### [Description of the task]
Leave out the pictures and transcribe everything else exactly.

## begin

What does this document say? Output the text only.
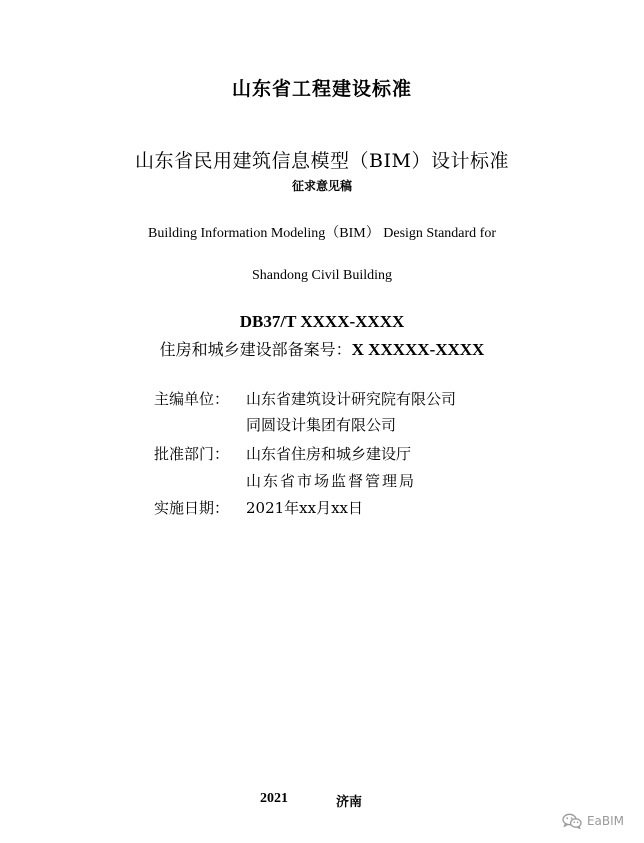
山东省工程建设标准
山东省民用建筑信息模型（BIM）设计标准
征求意见稿
Building Information Modeling（BIM） Design Standard for
Shandong Civil Building
DB37/T XXXX-XXXX
住房和城乡建设部备案号：X XXXXX-XXXX
主编单位： 山东省建筑设计研究院有限公司
同圆设计集团有限公司
批准部门： 山东省住房和城乡建设厅
山东省市场监督管理局
实施日期： 2021年xx月xx日
2021	济南
EaBIM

## end

### [Exercise solution]
What does this document say? Output the text only.
山东省工程建设标准
山东省民用建筑信息模型（BIM）设计标准
征求意见稿
Building Information Modeling（BIM） Design Standard for
Shandong Civil Building
DB37/T XXXX-XXXX
住房和城乡建设部备案号：X XXXXX-XXXX
主编单位： 山东省建筑设计研究院有限公司
同圆设计集团有限公司
批准部门： 山东省住房和城乡建设厅
山东省市场监督管理局
实施日期： 2021年xx月xx日
2021	济南
EaBIM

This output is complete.